THE EXERCISE:
Quote all of the rows below word for word, leaving out any pictures.

══════

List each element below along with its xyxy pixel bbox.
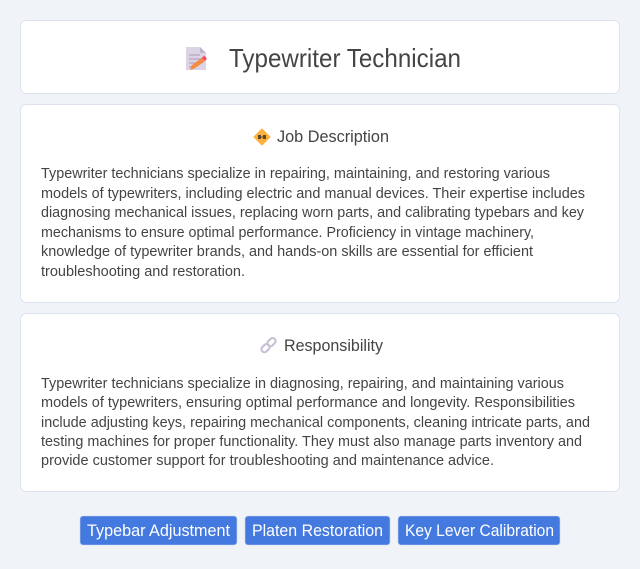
text block: responsibility: models of typewriters, ensuring optimal performance and longevity. Responsibilities [41,395,575,411]
title: Typewriter Technician [229,43,461,73]
text block: job description: troubleshooting and restoration. [41,264,245,280]
text block: responsibility: provide customer support for troubleshooting and maintenance advice. [41,453,494,469]
text block: responsibility: include adjusting keys, repairing mechanical components, cleaning intricate parts, and [41,415,590,431]
tag: typebar adjustment: Typebar Adjustment [87,522,230,540]
heading: job description: Job Description [277,128,389,146]
text block: job description: mechanisms to ensure optimal performance. Proficiency in vintage machinery, [41,225,534,241]
text block: responsibility: Typewriter technicians specialize in diagnosing, repairing, and maintaining various [41,376,564,392]
text block: job description [41,166,585,280]
tag: key lever calibration: Key Lever Calibration [405,522,554,540]
panel: responsibility [20,314,620,492]
tag: platen restoration [245,516,390,545]
icon: document with pencil [186,47,207,70]
text block: responsibility: testing machines for proper functionality. They must also manage parts inventory and [41,434,582,450]
text block: job description: Typewriter technicians specialize in repairing, maintaining, and restoring various [41,166,550,182]
tag: platen restoration: Platen Restoration [252,522,383,540]
panel: job description [20,104,620,302]
text block: job description: diagnosing mechanical issues, replacing worn parts, and calibrating typebars and key [41,205,585,221]
text block: job description: models of typewriters, including electric and manual devices. Their expertise includes [41,186,585,202]
text block: responsibility [41,376,590,469]
text block: job description: knowledge of typewriter brands, and hands-on skills are essential for efficient [41,244,533,260]
icon: chain link [260,337,277,354]
tag: key lever calibration [398,516,560,545]
tag: typebar adjustment [80,516,237,545]
icon: diamond sign [254,129,270,145]
panel: header [20,20,620,94]
heading: responsibility: Responsibility [284,337,384,355]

══════

FINISHED ANSWER:
List each element below along with its xyxy pixel bbox.
text block: responsibility: models of typewriters, ensuring optimal performance and longevity. Responsibilities [41,395,575,411]
title: Typewriter Technician [229,43,461,73]
text block: job description: troubleshooting and restoration. [41,264,245,280]
text block: responsibility: provide customer support for troubleshooting and maintenance advice. [41,453,494,469]
text block: responsibility: include adjusting keys, repairing mechanical components, cleaning intricate parts, and [41,415,590,431]
tag: typebar adjustment: Typebar Adjustment [87,522,230,540]
heading: job description: Job Description [277,128,389,146]
text block: job description: mechanisms to ensure optimal performance. Proficiency in vintage machinery, [41,225,534,241]
text block: responsibility: Typewriter technicians specialize in diagnosing, repairing, and maintaining various [41,376,564,392]
text block: job description [41,166,585,280]
tag: key lever calibration: Key Lever Calibration [405,522,554,540]
panel: responsibility [20,314,620,492]
tag: platen restoration [245,516,390,545]
icon: document with pencil [186,47,207,70]
text block: responsibility: testing machines for proper functionality. They must also manage parts inventory and [41,434,582,450]
text block: job description: Typewriter technicians specialize in repairing, maintaining, and restoring various [41,166,550,182]
tag: platen restoration: Platen Restoration [252,522,383,540]
panel: job description [20,104,620,302]
text block: job description: diagnosing mechanical issues, replacing worn parts, and calibrating typebars and key [41,205,585,221]
text block: job description: models of typewriters, including electric and manual devices. Their expertise includes [41,186,585,202]
text block: responsibility [41,376,590,469]
text block: job description: knowledge of typewriter brands, and hands-on skills are essential for efficient [41,244,533,260]
icon: chain link [260,337,277,354]
tag: key lever calibration [398,516,560,545]
tag: typebar adjustment [80,516,237,545]
icon: diamond sign [254,129,270,145]
panel: header [20,20,620,94]
heading: responsibility: Responsibility [284,337,384,355]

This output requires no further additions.